*WHAT YOU SHOULD DO*.
Set out each line from the following listing that includes the word "variation".

*SUPPLIED DATA*.
══════════════════════════════

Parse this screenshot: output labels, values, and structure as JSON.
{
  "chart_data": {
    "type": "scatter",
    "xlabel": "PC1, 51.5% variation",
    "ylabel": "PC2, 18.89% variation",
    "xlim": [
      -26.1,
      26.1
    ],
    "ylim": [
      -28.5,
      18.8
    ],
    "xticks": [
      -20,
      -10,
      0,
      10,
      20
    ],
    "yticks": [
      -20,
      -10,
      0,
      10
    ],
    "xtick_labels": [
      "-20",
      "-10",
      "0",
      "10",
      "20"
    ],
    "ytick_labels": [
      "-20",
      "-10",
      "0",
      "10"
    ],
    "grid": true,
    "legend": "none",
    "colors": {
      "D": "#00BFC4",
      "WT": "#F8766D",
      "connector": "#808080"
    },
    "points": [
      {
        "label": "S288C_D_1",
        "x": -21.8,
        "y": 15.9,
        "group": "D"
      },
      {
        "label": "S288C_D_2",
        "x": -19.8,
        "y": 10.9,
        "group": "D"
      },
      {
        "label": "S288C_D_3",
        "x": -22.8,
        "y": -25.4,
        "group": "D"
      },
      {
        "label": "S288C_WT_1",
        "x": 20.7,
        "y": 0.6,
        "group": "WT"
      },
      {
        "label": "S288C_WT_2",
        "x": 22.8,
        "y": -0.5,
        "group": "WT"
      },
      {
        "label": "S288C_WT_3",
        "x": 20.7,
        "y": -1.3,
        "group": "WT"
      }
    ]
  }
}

══════════════════════════════

*FINAL ANSWER*.
    "xlabel": "PC1, 51.5% variation",
    "ylabel": "PC2, 18.89% variation",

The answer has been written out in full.